_Passage du texte_.
Comme je ne connais rien au foot et je n’ai donc rien à dire sur le sujet, mon questionnement hebdomadaire s’oriente vers les thèmes qui me parlent plus. Par exemple, que devient l’art moderne dans ce monde fou ?

L’art (sans doute comme le sport) est le reflet de la société. C’est un miroir intéressant à regarder.

C’est aussi l’expression des humains à sensibilité fine où exacerbée.

Il me semblait donc utile, de se poser la question de savoir à quel point l’art moderne reflète (ou anticipe ?) les nouvelles tendances du monde, économiques, géopolitiques, sociales.

L’avènement d’une économie de la connaissance, qui est aussi une économie du numérique, bouleverse nos vies. Sans doute bien plus que les précédentes révolutions industrielles. Fréquemment les experts identifient cinq domaines, intrinsèquement liés au numérique, dont l’évolution en cours risque de changer notre monde : connaissance, éducation, santé, production et État (exemple Gilles Babinet L’Ère numérique, un nouvel âge de l’humanité).

Depuis que je m’intéresse à l’art, on peut dire depuis près de 40 ans, la société a déjà énormément évolué.

De la société de consommation de masse télévisuelle des années 60-70, en passant par la troisième révolution industrielle informatique, puis par la quatrième numérique, le monde a changé à la vitesse grand V.

Les cartes sont sans cesse redistribuée.

L’exposition Artistes & Robots au Grand palais que j’ai parcouru rapidement, m’a laissé sur ma faim, le niveau est parfait pour les sorties de l’école du CM2. J’ai donc relu différentes sources pour comprendre « l’après Kupka » et chercher à me faire une idée sur l’art moderne actuel.

Avec une vision plus ‘géopolitique’ qu’artistique, car c’est bien sous cet angle que j’aime observer généralement les sujets.

La première chose qui frappe : la Chine est le troisième marché de l’art mondial ! Dans le top 20 d’artistes les plus côtés au monde, il y a 5 chinois.

La cartographie de l’art s’est étendue avec la globalisation comme le reste de l’économie. Il y a des superstars mondiales en tournée permanente comme l’indien Shilpa Gupta ou Raquib Shaw. L’art contemporain est devenu une langue mondiale passant de Lyon, Berlin, Shanghai, Sydney à Dakar et Moscou. L’Asie profite de cet élan et de la redistribution des cartes.

_Extrait de données_.
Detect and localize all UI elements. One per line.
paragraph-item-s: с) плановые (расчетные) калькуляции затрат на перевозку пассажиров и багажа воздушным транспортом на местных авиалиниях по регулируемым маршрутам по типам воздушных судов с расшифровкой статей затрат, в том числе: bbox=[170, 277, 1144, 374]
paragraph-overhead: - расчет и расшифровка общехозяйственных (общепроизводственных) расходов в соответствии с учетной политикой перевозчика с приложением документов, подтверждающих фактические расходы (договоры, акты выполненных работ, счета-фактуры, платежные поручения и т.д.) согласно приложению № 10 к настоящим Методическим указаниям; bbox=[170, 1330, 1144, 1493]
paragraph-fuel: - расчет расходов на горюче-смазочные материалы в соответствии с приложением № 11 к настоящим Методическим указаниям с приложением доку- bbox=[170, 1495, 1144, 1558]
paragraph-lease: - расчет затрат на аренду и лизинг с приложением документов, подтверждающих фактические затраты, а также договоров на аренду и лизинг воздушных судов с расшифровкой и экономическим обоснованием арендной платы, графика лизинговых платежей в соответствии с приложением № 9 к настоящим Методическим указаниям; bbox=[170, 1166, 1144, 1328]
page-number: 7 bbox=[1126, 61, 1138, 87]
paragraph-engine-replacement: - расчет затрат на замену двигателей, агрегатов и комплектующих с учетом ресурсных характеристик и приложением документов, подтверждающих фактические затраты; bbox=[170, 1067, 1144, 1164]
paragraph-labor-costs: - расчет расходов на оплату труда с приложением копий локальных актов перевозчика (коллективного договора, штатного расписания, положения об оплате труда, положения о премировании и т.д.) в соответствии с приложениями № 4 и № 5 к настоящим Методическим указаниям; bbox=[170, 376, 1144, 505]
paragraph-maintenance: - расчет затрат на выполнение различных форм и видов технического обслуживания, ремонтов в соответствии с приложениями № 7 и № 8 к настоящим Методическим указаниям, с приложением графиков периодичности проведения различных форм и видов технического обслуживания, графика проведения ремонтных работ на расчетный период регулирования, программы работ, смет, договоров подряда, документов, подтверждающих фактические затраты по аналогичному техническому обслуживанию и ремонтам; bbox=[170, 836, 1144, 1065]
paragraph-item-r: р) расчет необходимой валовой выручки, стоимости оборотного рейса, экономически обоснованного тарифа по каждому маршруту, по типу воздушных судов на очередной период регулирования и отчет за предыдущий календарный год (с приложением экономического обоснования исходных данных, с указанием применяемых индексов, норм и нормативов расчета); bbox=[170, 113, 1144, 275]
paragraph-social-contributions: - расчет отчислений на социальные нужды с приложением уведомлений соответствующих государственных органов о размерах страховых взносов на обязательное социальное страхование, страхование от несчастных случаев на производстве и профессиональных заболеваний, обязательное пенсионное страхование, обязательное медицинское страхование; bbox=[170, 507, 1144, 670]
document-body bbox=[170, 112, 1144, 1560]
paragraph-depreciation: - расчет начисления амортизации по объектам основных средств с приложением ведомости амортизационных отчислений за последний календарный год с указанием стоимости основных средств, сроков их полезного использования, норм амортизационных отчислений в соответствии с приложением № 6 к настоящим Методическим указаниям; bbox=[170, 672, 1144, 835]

_Consigne_.
Renvoyez sans la moindre modification le passage du texte sur l'art moderne qui va de « Il me semblait » jusqu'à « âge de l’humanité). » inclus.

_Réponse attendue_.
Il me semblait donc utile, de se poser la question de savoir à quel point l’art moderne reflète (ou anticipe ?) les nouvelles tendances du monde, économiques, géopolitiques, sociales.

L’avènement d’une économie de la connaissance, qui est aussi une économie du numérique, bouleverse nos vies. Sans doute bien plus que les précédentes révolutions industrielles. Fréquemment les experts identifient cinq domaines, intrinsèquement liés au numérique, dont l’évolution en cours risque de changer notre monde : connaissance, éducation, santé, production et État (exemple Gilles Babinet L’Ère numérique, un nouvel âge de l’humanité).